[START OF Input data]

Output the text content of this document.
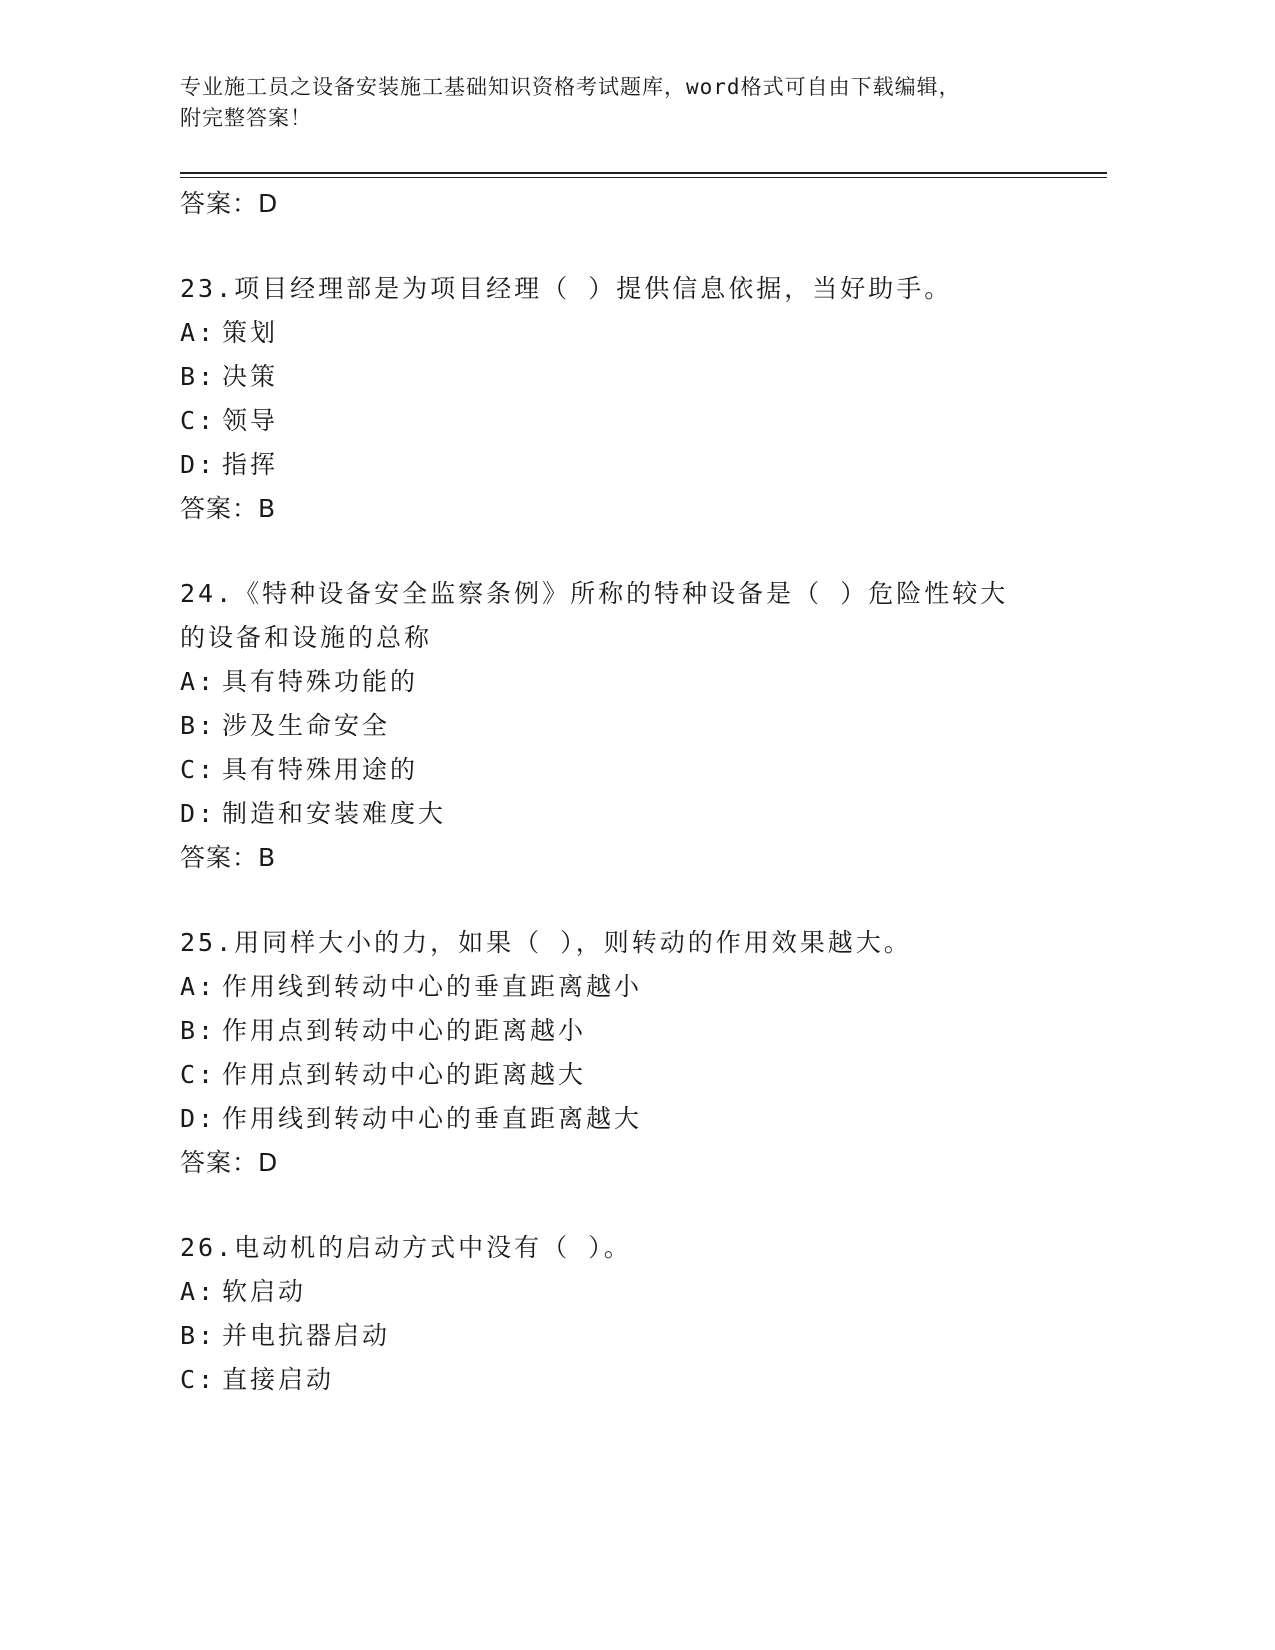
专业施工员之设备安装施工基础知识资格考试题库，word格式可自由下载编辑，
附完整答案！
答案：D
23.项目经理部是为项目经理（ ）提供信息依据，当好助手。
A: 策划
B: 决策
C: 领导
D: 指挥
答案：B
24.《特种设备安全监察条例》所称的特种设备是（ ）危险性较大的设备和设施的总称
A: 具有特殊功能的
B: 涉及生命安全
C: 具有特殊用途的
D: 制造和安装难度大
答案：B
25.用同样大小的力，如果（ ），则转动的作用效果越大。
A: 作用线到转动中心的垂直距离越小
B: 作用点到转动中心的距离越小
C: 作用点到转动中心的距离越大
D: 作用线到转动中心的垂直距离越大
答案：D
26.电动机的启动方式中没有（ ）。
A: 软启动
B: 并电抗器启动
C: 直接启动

[END OF Input data]

The pictures should not appear in the copy; every other part of the records above must be returned exactly.

■ Task response:
Output the text content of this document.
专业施工员之设备安装施工基础知识资格考试题库，word格式可自由下载编辑，
附完整答案！
答案：D
23.项目经理部是为项目经理（ ）提供信息依据，当好助手。
A: 策划
B: 决策
C: 领导
D: 指挥
答案：B
24.《特种设备安全监察条例》所称的特种设备是（ ）危险性较大的设备和设施的总称
A: 具有特殊功能的
B: 涉及生命安全
C: 具有特殊用途的
D: 制造和安装难度大
答案：B
25.用同样大小的力，如果（ ），则转动的作用效果越大。
A: 作用线到转动中心的垂直距离越小
B: 作用点到转动中心的距离越小
C: 作用点到转动中心的距离越大
D: 作用线到转动中心的垂直距离越大
答案：D
26.电动机的启动方式中没有（ ）。
A: 软启动
B: 并电抗器启动
C: 直接启动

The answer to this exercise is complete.